┌──

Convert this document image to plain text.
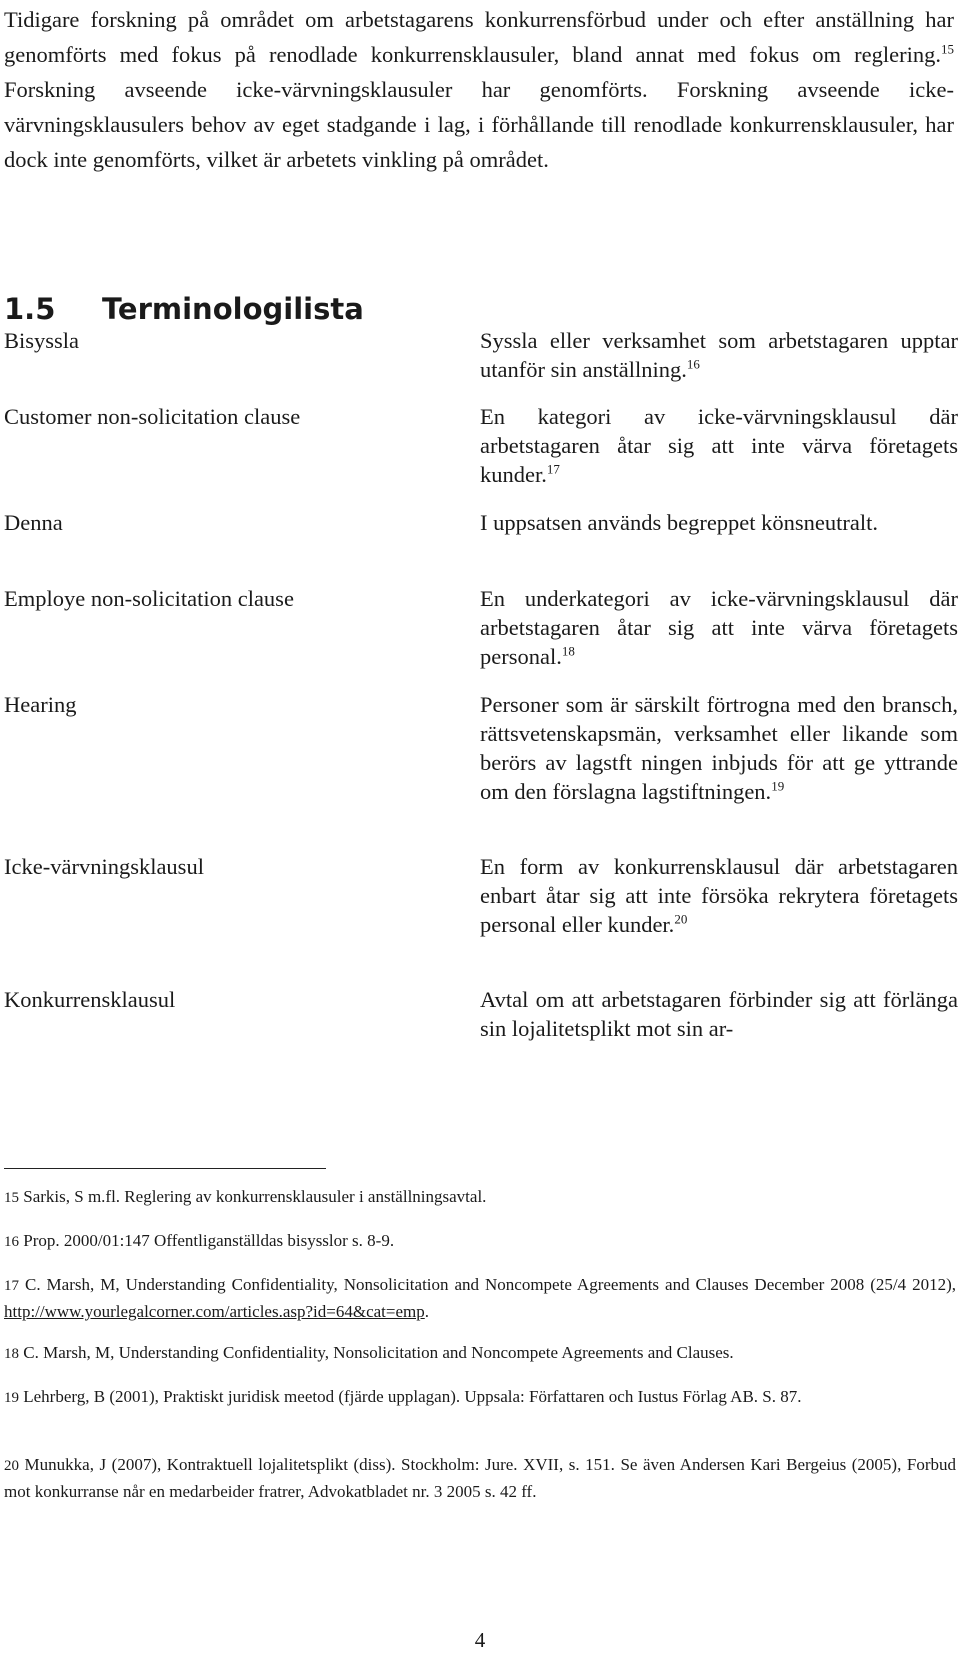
Tidigare forskning på området om arbetstagarens konkurrensförbud under och efter anställning har genomförts med fokus på renodlade konkurrensklausuler, bland annat med fokus om reglering.$^{15}$ Forskning avseende icke-värvningsklausuler har genomförts. Forskning avseende icke-värvningsklausulers behov av eget stadgande i lag, i förhållande till renodlade konkurrensklausuler, har dock inte genomförts, vilket är arbetets vinkling på området.

1.5 Terminologilista
Bisyssla	Syssla eller verksamhet som arbetstagaren upptar utanför sin anställning.$^{16}$
Customer non-solicitation clause	En kategori av icke-värvningsklausul där arbetstagaren åtar sig att inte värva företagets kunder.$^{17}$
Denna	I uppsatsen används begreppet könsneutralt.
Employe non-solicitation clause	En underkategori av icke-värvningsklausul där arbetstagaren åtar sig att inte värva företagets personal.$^{18}$
Hearing	Personer som är särskilt förtrogna med den bransch, rättsvetenskapsmän, verksamhet eller likande som berörs av lagstft ningen inbjuds för att ge yttrande om den förslagna lagstiftningen.$^{19}$
Icke-värvningsklausul	En form av konkurrensklausul där arbetstagaren enbart åtar sig att inte försöka rekrytera företagets personal eller kunder.$^{20}$
Konkurrensklausul	Avtal om att arbetstagaren förbinder sig att förlänga sin lojalitetsplikt mot sin ar-
15 Sarkis, S m.fl. Reglering av konkurrensklausuler i anställningsavtal.
16 Prop. 2000/01:147 Offentliganställdas bisysslor s. 8-9.
17 C. Marsh, M, Understanding Confidentiality, Nonsolicitation and Noncompete Agreements and Clauses December 2008 (25/4 2012), http://www.yourlegalcorner.com/articles.asp?id=64&cat=emp.
18 C. Marsh, M, Understanding Confidentiality, Nonsolicitation and Noncompete Agreements and Clauses.
19 Lehrberg, B (2001), Praktiskt juridisk meetod (fjärde upplagan). Uppsala: Författaren och Iustus Förlag AB. S. 87.
20 Munukka, J (2007), Kontraktuell lojalitetsplikt (diss). Stockholm: Jure. XVII, s. 151. Se även Andersen Kari Bergeius (2005), Forbud mot konkurranse når en medarbeider fratrer, Advokatbladet nr. 3 2005 s. 42 ff.
4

└──

Determine the number of lines in the material above that include the word "åtar". Give that number and no other text.

3